### [REQUIREMENTS]
Each line that includes "color" counts once; give the total and nothing besides.

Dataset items
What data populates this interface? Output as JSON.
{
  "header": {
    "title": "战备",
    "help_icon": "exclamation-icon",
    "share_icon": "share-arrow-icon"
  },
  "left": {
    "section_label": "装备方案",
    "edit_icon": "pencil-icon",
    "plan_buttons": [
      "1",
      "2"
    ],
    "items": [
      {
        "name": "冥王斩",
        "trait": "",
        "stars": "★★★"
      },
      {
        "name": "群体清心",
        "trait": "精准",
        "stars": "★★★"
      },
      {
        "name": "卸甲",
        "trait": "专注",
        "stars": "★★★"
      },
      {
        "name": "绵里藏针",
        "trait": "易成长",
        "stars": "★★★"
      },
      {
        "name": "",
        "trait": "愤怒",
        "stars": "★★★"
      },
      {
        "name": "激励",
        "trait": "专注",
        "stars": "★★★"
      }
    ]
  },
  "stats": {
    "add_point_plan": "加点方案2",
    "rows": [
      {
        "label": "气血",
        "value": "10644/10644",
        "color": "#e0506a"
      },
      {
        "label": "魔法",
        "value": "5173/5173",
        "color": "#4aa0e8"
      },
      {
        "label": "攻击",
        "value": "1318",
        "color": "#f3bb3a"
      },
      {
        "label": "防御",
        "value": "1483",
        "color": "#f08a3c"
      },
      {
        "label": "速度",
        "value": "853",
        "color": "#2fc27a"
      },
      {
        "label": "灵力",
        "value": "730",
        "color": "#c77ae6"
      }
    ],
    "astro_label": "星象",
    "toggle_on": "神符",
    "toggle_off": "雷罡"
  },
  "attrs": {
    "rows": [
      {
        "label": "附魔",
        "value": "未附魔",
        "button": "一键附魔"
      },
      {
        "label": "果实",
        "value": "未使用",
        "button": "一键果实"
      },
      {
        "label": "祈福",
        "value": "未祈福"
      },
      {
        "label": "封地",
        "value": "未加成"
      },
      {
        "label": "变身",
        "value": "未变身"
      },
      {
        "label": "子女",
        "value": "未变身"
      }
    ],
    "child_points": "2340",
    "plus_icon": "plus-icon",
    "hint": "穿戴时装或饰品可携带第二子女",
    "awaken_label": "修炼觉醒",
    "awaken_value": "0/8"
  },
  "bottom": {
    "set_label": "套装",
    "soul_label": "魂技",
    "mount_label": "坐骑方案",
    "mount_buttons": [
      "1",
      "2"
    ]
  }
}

### [THE ANSWER]
6